— begin MATERIAL FOR THIS EXERCISE —

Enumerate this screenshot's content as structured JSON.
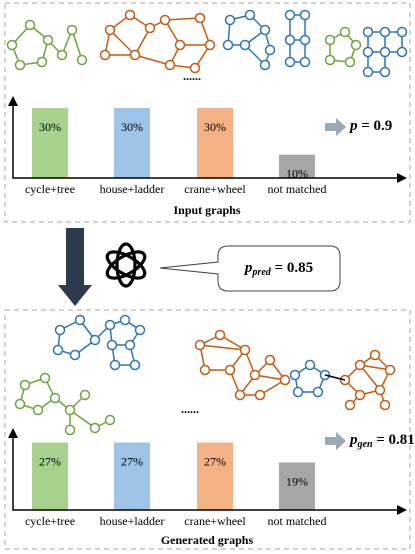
{
  "chart_data": [
    {
      "type": "bar",
      "title": "Input graphs",
      "categories": [
        "cycle+tree",
        "house+ladder",
        "crane+wheel",
        "not matched"
      ],
      "values": [
        30,
        30,
        30,
        10
      ],
      "value_labels": [
        "30%",
        "30%",
        "30%",
        "10%"
      ],
      "colors": [
        "#a9d18e",
        "#9dc3e6",
        "#f4b183",
        "#a6a6a6"
      ],
      "annotation": {
        "symbol": "p",
        "text": " = 0.9"
      }
    },
    {
      "type": "bar",
      "title": "Generated graphs",
      "categories": [
        "cycle+tree",
        "house+ladder",
        "crane+wheel",
        "not matched"
      ],
      "values": [
        27,
        27,
        27,
        19
      ],
      "value_labels": [
        "27%",
        "27%",
        "27%",
        "19%"
      ],
      "colors": [
        "#a9d18e",
        "#9dc3e6",
        "#f4b183",
        "#a6a6a6"
      ],
      "annotation": {
        "symbol": "p",
        "subscript": "gen",
        "text": " = 0.81"
      }
    }
  ],
  "callout": {
    "symbol": "p",
    "subscript": "pred",
    "text": " = 0.85"
  },
  "ellipsis": [
    "......",
    "......"
  ]
}
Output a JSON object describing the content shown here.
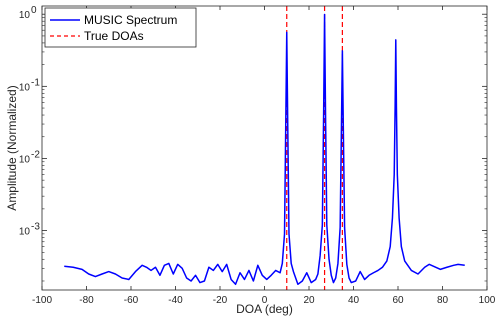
{
  "chart_data": {
    "type": "line",
    "title": "",
    "xlabel": "DOA (deg)",
    "ylabel": "Amplitude (Normalized)",
    "xlim": [
      -100,
      100
    ],
    "ylim": [
      0.00015,
      1.3
    ],
    "yscale": "log",
    "grid": false,
    "legend_position": "top-left",
    "x_ticks": [
      -100,
      -80,
      -60,
      -40,
      -20,
      0,
      20,
      40,
      60,
      80,
      100
    ],
    "y_ticks": [
      {
        "value": 0.001,
        "base": "10",
        "exp": "-3"
      },
      {
        "value": 0.01,
        "base": "10",
        "exp": "-2"
      },
      {
        "value": 0.1,
        "base": "10",
        "exp": "-1"
      },
      {
        "value": 1,
        "base": "10",
        "exp": "0"
      }
    ],
    "series": [
      {
        "name": "MUSIC Spectrum",
        "color": "#0000ff",
        "style": "solid",
        "points": [
          [
            -90,
            0.00032
          ],
          [
            -86,
            0.00031
          ],
          [
            -82,
            0.00029
          ],
          [
            -79,
            0.00025
          ],
          [
            -76,
            0.00023
          ],
          [
            -73,
            0.00025
          ],
          [
            -70,
            0.00027
          ],
          [
            -67,
            0.00025
          ],
          [
            -64,
            0.00022
          ],
          [
            -61,
            0.00021
          ],
          [
            -58,
            0.00027
          ],
          [
            -55,
            0.00033
          ],
          [
            -53,
            0.00031
          ],
          [
            -51,
            0.00028
          ],
          [
            -49,
            0.00031
          ],
          [
            -47,
            0.00024
          ],
          [
            -45,
            0.00033
          ],
          [
            -43,
            0.00035
          ],
          [
            -41,
            0.00025
          ],
          [
            -39,
            0.00034
          ],
          [
            -37,
            0.0003
          ],
          [
            -35,
            0.00022
          ],
          [
            -33,
            0.0002
          ],
          [
            -31,
            0.00024
          ],
          [
            -29,
            0.00019
          ],
          [
            -27,
            0.0002
          ],
          [
            -25,
            0.00031
          ],
          [
            -23,
            0.00028
          ],
          [
            -21,
            0.00034
          ],
          [
            -19,
            0.00027
          ],
          [
            -17,
            0.00034
          ],
          [
            -15,
            0.00021
          ],
          [
            -13,
            0.00018
          ],
          [
            -11,
            0.00026
          ],
          [
            -9,
            0.00021
          ],
          [
            -7,
            0.00028
          ],
          [
            -5,
            0.0002
          ],
          [
            -3,
            0.00033
          ],
          [
            -1,
            0.00024
          ],
          [
            1,
            0.00021
          ],
          [
            3,
            0.00024
          ],
          [
            5,
            0.00028
          ],
          [
            7,
            0.00026
          ],
          [
            8,
            0.00035
          ],
          [
            9,
            0.0009
          ],
          [
            9.6,
            0.04
          ],
          [
            10,
            0.56
          ],
          [
            10.4,
            0.04
          ],
          [
            11,
            0.0009
          ],
          [
            12,
            0.00035
          ],
          [
            13,
            0.00027
          ],
          [
            15,
            0.00018
          ],
          [
            17,
            0.0002
          ],
          [
            19,
            0.00026
          ],
          [
            21,
            0.00019
          ],
          [
            23,
            0.00021
          ],
          [
            24,
            0.00025
          ],
          [
            25,
            0.00045
          ],
          [
            26,
            0.0012
          ],
          [
            26.6,
            0.05
          ],
          [
            27,
            0.99
          ],
          [
            27.4,
            0.05
          ],
          [
            28,
            0.0012
          ],
          [
            29,
            0.0004
          ],
          [
            30,
            0.00024
          ],
          [
            31,
            0.00019
          ],
          [
            32,
            0.00022
          ],
          [
            33,
            0.00035
          ],
          [
            34,
            0.0011
          ],
          [
            34.6,
            0.03
          ],
          [
            35,
            0.31
          ],
          [
            35.4,
            0.03
          ],
          [
            36,
            0.0011
          ],
          [
            37,
            0.00034
          ],
          [
            38,
            0.00022
          ],
          [
            39,
            0.00019
          ],
          [
            41,
            0.0002
          ],
          [
            43,
            0.00027
          ],
          [
            45,
            0.00021
          ],
          [
            47,
            0.00024
          ],
          [
            49,
            0.00026
          ],
          [
            51,
            0.00028
          ],
          [
            53,
            0.00031
          ],
          [
            55,
            0.00038
          ],
          [
            56.5,
            0.0006
          ],
          [
            57.5,
            0.0015
          ],
          [
            58.3,
            0.006
          ],
          [
            58.7,
            0.05
          ],
          [
            59,
            0.44
          ],
          [
            59.3,
            0.05
          ],
          [
            59.7,
            0.006
          ],
          [
            60.5,
            0.0015
          ],
          [
            61.5,
            0.0006
          ],
          [
            63,
            0.00038
          ],
          [
            66,
            0.00028
          ],
          [
            69,
            0.00025
          ],
          [
            72,
            0.00031
          ],
          [
            74,
            0.00034
          ],
          [
            76,
            0.00032
          ],
          [
            79,
            0.00029
          ],
          [
            82,
            0.00031
          ],
          [
            85,
            0.00033
          ],
          [
            87,
            0.00034
          ],
          [
            90,
            0.00033
          ]
        ]
      },
      {
        "name": "True DOAs",
        "color": "#ff0000",
        "style": "dashed",
        "x": [
          10,
          27,
          35
        ]
      }
    ]
  }
}
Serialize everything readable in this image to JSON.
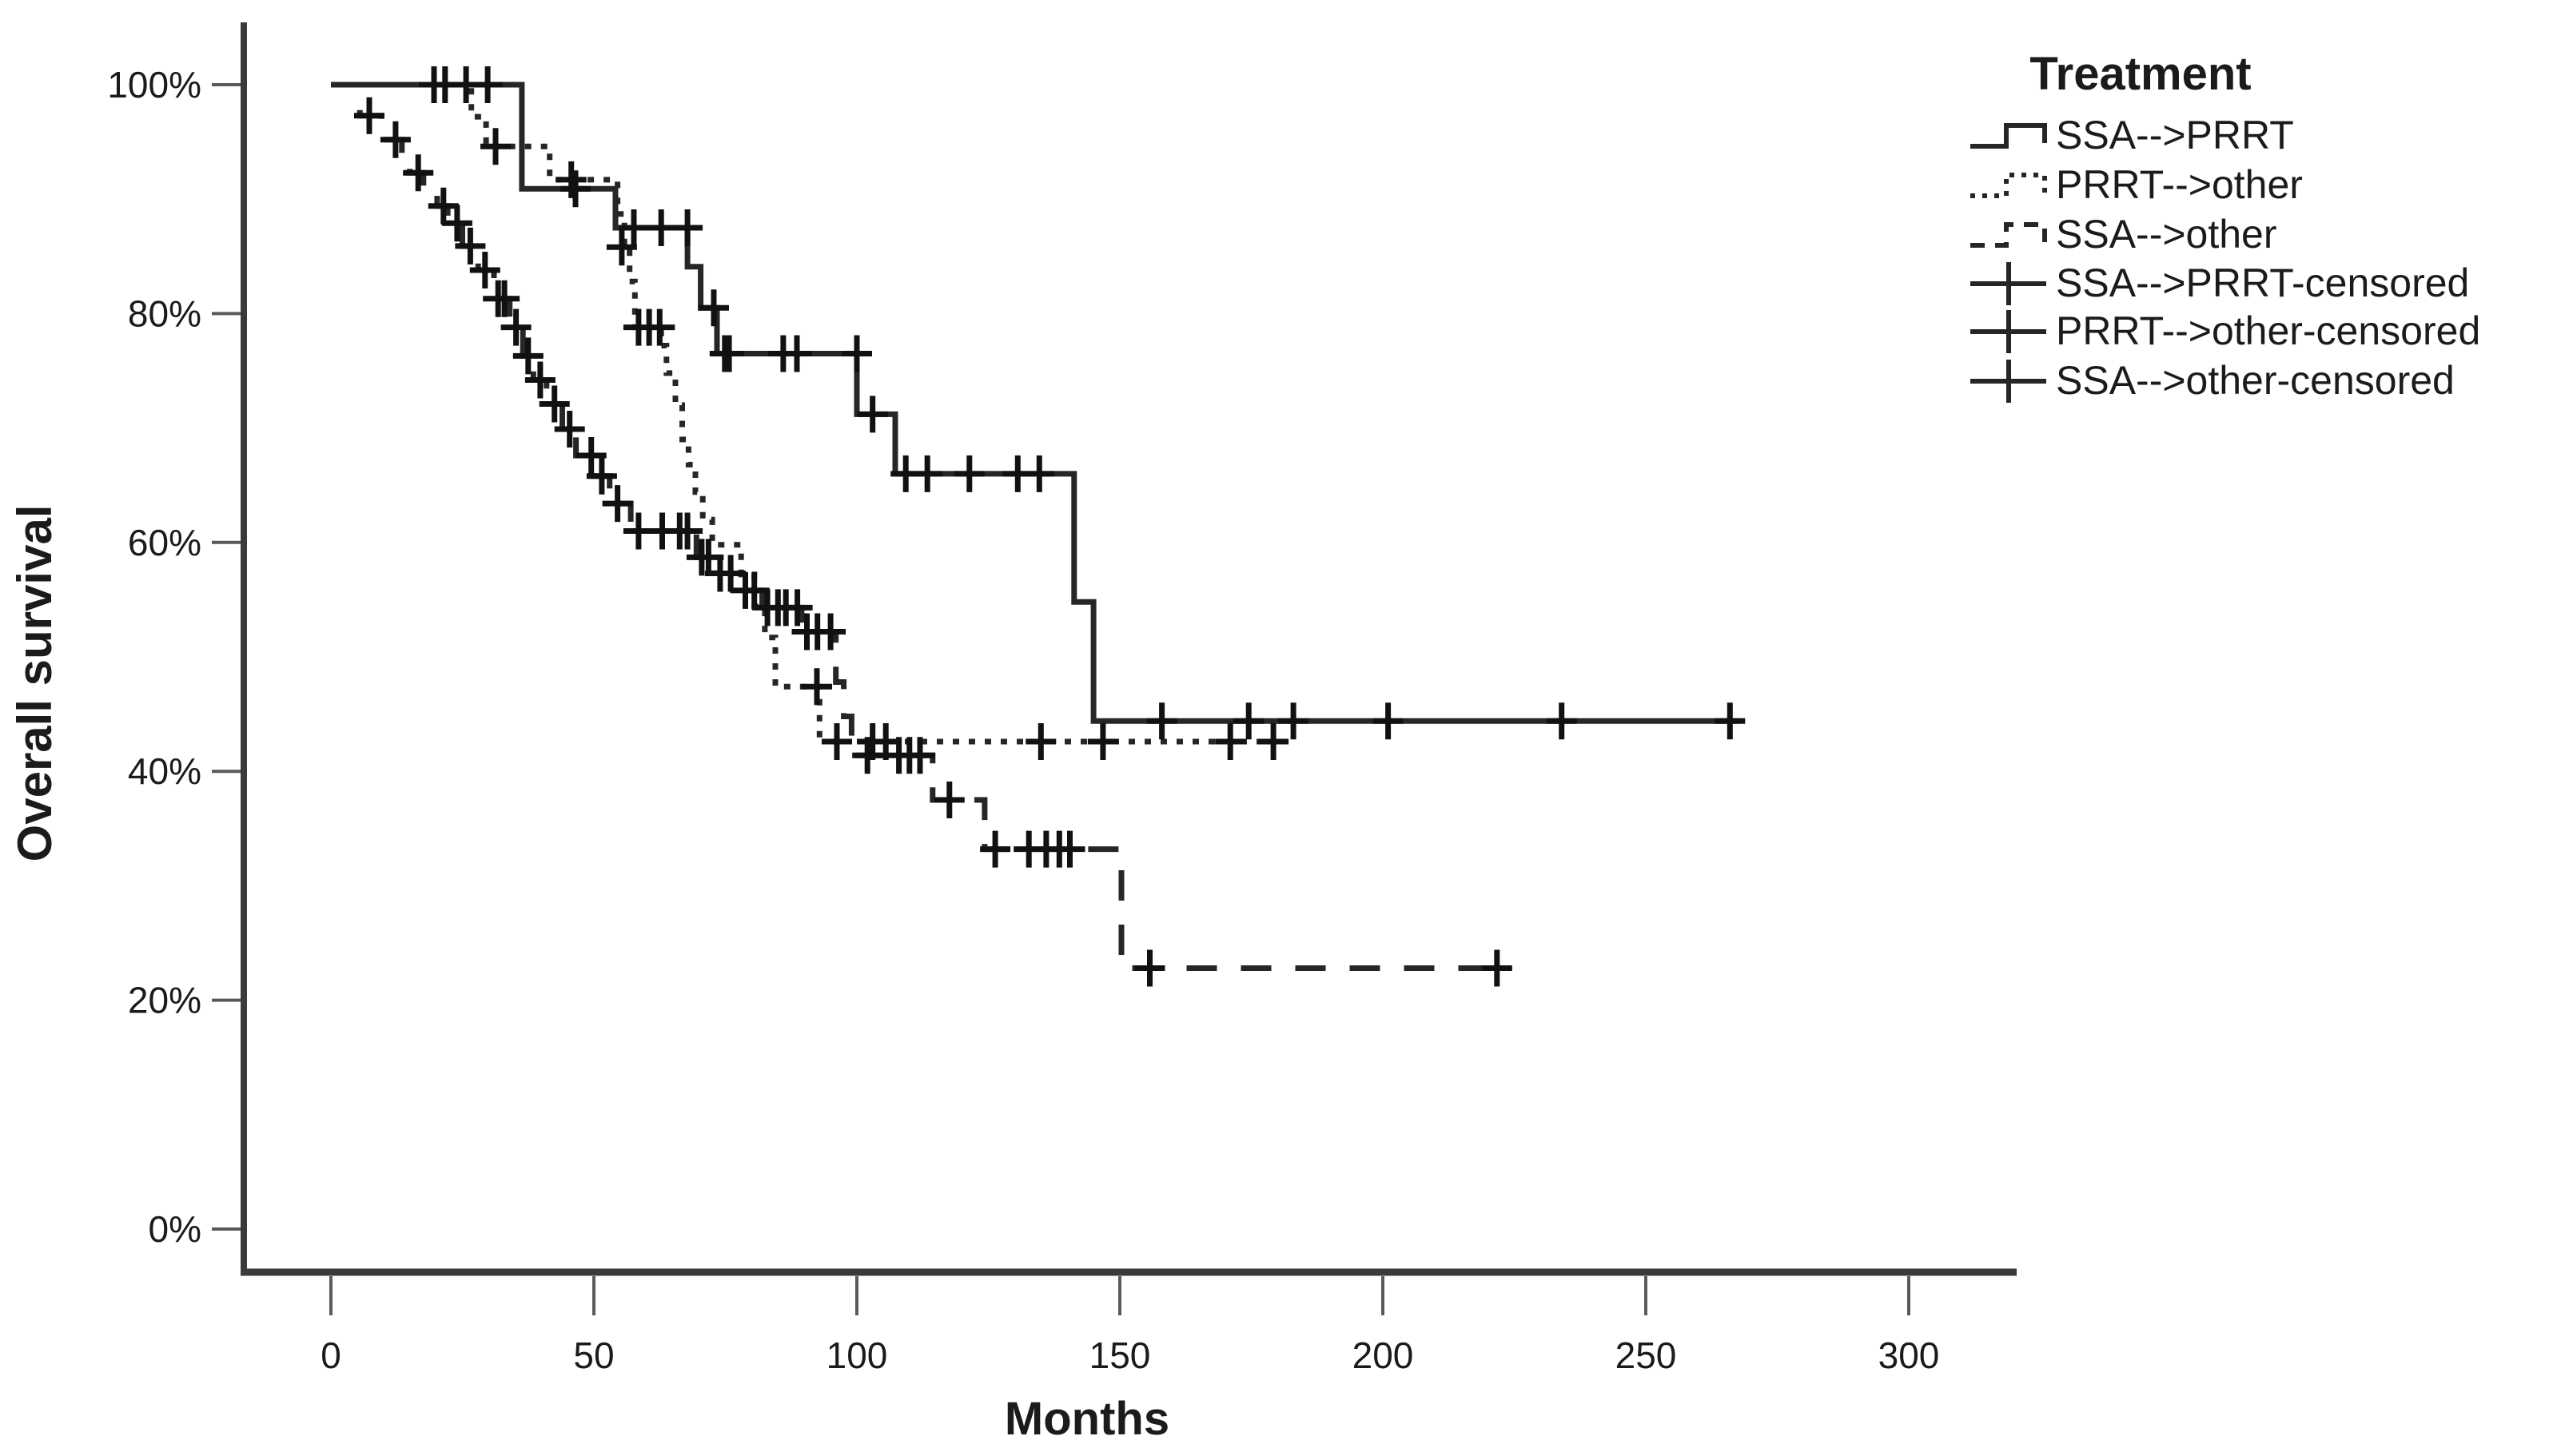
{
  "chart_data": {
    "type": "line",
    "variant": "kaplan-meier-step",
    "title": "",
    "xlabel": "Months",
    "ylabel": "Overall survival",
    "xlim": [
      0,
      300
    ],
    "ylim": [
      0,
      100
    ],
    "xtick_values": [
      0,
      50,
      100,
      150,
      200,
      250,
      300
    ],
    "xtick_labels": [
      "0",
      "50",
      "100",
      "150",
      "200",
      "250",
      "300"
    ],
    "ytick_values": [
      100,
      80,
      60,
      40,
      20,
      0
    ],
    "ytick_labels": [
      "100%",
      "80%",
      "60%",
      "40%",
      "20%",
      "0%"
    ],
    "grid": false,
    "legend_position": "top-right",
    "colors": {
      "line": "#262626",
      "censor": "#111111",
      "axis": "#3a3a3a",
      "tick": "#5a5a5a",
      "text": "#1b1b1b",
      "background": "#ffffff"
    },
    "legend": {
      "title": "Treatment",
      "entries": [
        {
          "label": "SSA-->PRRT",
          "style": "step-solid"
        },
        {
          "label": "PRRT-->other",
          "style": "step-dotted"
        },
        {
          "label": "SSA-->other",
          "style": "step-dashed"
        },
        {
          "label": "SSA-->PRRT-censored",
          "style": "censor-line"
        },
        {
          "label": "PRRT-->other-censored",
          "style": "censor-line"
        },
        {
          "label": "SSA-->other-censored",
          "style": "censor-line"
        }
      ]
    },
    "series": [
      {
        "name": "SSA-->PRRT",
        "line_style": "solid",
        "start": [
          0,
          100
        ],
        "steps": [
          [
            36.3,
            90.9
          ],
          [
            54.1,
            87.5
          ],
          [
            67.8,
            84.1
          ],
          [
            70.3,
            80.5
          ],
          [
            73.4,
            76.5
          ],
          [
            100,
            71.2
          ],
          [
            107.3,
            66.0
          ],
          [
            141.3,
            54.8
          ],
          [
            145,
            44.4
          ]
        ],
        "end": 267.5,
        "censors": [
          [
            19.6,
            100
          ],
          [
            21.7,
            100
          ],
          [
            25.7,
            100
          ],
          [
            29.8,
            100
          ],
          [
            46.5,
            90.9
          ],
          [
            57.6,
            87.5
          ],
          [
            62.8,
            87.5
          ],
          [
            67.8,
            87.5
          ],
          [
            72.8,
            80.5
          ],
          [
            74.9,
            76.5
          ],
          [
            75.7,
            76.5
          ],
          [
            86,
            76.5
          ],
          [
            88.6,
            76.5
          ],
          [
            100,
            76.5
          ],
          [
            103,
            71.2
          ],
          [
            109.3,
            66
          ],
          [
            113.4,
            66
          ],
          [
            121.4,
            66
          ],
          [
            130.6,
            66
          ],
          [
            134.7,
            66
          ],
          [
            158,
            44.4
          ],
          [
            174.5,
            44.4
          ],
          [
            183,
            44.4
          ],
          [
            201,
            44.4
          ],
          [
            234,
            44.4
          ],
          [
            266,
            44.4
          ]
        ]
      },
      {
        "name": "PRRT-->other",
        "line_style": "dotted",
        "start": [
          0,
          100
        ],
        "steps": [
          [
            26.7,
            97.2
          ],
          [
            29.5,
            94.6
          ],
          [
            41.6,
            91.7
          ],
          [
            54.5,
            88.7
          ],
          [
            55.8,
            85.8
          ],
          [
            56.8,
            82.8
          ],
          [
            57.8,
            78.8
          ],
          [
            62.8,
            77.2
          ],
          [
            63.8,
            74.8
          ],
          [
            65.5,
            72
          ],
          [
            66.8,
            69
          ],
          [
            68,
            66.8
          ],
          [
            69.3,
            64.4
          ],
          [
            70.7,
            62
          ],
          [
            72.5,
            59.8
          ],
          [
            78,
            57.2
          ],
          [
            80.5,
            54.4
          ],
          [
            82.5,
            51.7
          ],
          [
            84.5,
            47.4
          ],
          [
            92.9,
            42.6
          ]
        ],
        "end": 179.8,
        "censors": [
          [
            31.3,
            94.6
          ],
          [
            45.7,
            91.7
          ],
          [
            55.3,
            85.8
          ],
          [
            58.5,
            78.8
          ],
          [
            60.5,
            78.8
          ],
          [
            62.5,
            78.8
          ],
          [
            92.4,
            47.4
          ],
          [
            96.2,
            42.6
          ],
          [
            103,
            42.6
          ],
          [
            105.5,
            42.6
          ],
          [
            135,
            42.6
          ],
          [
            146.8,
            42.6
          ],
          [
            171,
            42.6
          ],
          [
            179.2,
            42.6
          ]
        ]
      },
      {
        "name": "SSA-->other",
        "line_style": "dashed",
        "start": [
          0,
          100
        ],
        "steps": [
          [
            5.5,
            97.3
          ],
          [
            9.6,
            95.2
          ],
          [
            13.5,
            93.8
          ],
          [
            15,
            92.3
          ],
          [
            17.6,
            90.9
          ],
          [
            20.2,
            89.4
          ],
          [
            22.2,
            87.9
          ],
          [
            25,
            85.9
          ],
          [
            28,
            83.8
          ],
          [
            31,
            81.3
          ],
          [
            34,
            78.8
          ],
          [
            36.5,
            76.3
          ],
          [
            38.5,
            74.2
          ],
          [
            41,
            72.1
          ],
          [
            44,
            69.9
          ],
          [
            46.6,
            67.6
          ],
          [
            50,
            65.8
          ],
          [
            53,
            63.4
          ],
          [
            57,
            61
          ],
          [
            69.5,
            58.7
          ],
          [
            73,
            57.3
          ],
          [
            78,
            55.8
          ],
          [
            82,
            54.3
          ],
          [
            89.5,
            52.2
          ],
          [
            96,
            47.8
          ],
          [
            97.5,
            44.8
          ],
          [
            99,
            41.4
          ],
          [
            114.4,
            37.5
          ],
          [
            124.3,
            33.2
          ],
          [
            150.3,
            22.8
          ]
        ],
        "end": 221.7,
        "censors": [
          [
            7.3,
            97.3
          ],
          [
            12.3,
            95.2
          ],
          [
            16.6,
            92.3
          ],
          [
            21.4,
            89.4
          ],
          [
            24,
            87.9
          ],
          [
            26.5,
            85.9
          ],
          [
            29.3,
            83.8
          ],
          [
            31.8,
            81.3
          ],
          [
            33,
            81.3
          ],
          [
            35.2,
            78.8
          ],
          [
            37.5,
            76.3
          ],
          [
            39.8,
            74.2
          ],
          [
            42.5,
            72.1
          ],
          [
            45.4,
            69.9
          ],
          [
            49.5,
            67.6
          ],
          [
            51.5,
            65.8
          ],
          [
            54.5,
            63.4
          ],
          [
            58.5,
            61
          ],
          [
            63,
            61
          ],
          [
            66.3,
            61
          ],
          [
            67.8,
            61
          ],
          [
            70.5,
            58.7
          ],
          [
            71.8,
            58.7
          ],
          [
            74,
            57.3
          ],
          [
            76,
            57.3
          ],
          [
            78.8,
            55.8
          ],
          [
            80.5,
            55.8
          ],
          [
            83,
            54.3
          ],
          [
            85,
            54.3
          ],
          [
            86.5,
            54.3
          ],
          [
            88.7,
            54.3
          ],
          [
            90.5,
            52.2
          ],
          [
            92.5,
            52.2
          ],
          [
            95,
            52.2
          ],
          [
            102,
            41.4
          ],
          [
            108,
            41.4
          ],
          [
            110,
            41.4
          ],
          [
            112,
            41.4
          ],
          [
            117.6,
            37.5
          ],
          [
            126.3,
            33.2
          ],
          [
            132.7,
            33.2
          ],
          [
            136,
            33.2
          ],
          [
            138.5,
            33.2
          ],
          [
            140.5,
            33.2
          ],
          [
            155.7,
            22.8
          ],
          [
            221.7,
            22.8
          ]
        ]
      }
    ]
  }
}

— end MATERIAL FOR THIS EXERCISE —

Give every line of the material that includes the string "graphs".

      "title": "Input graphs",
      "title": "Generated graphs",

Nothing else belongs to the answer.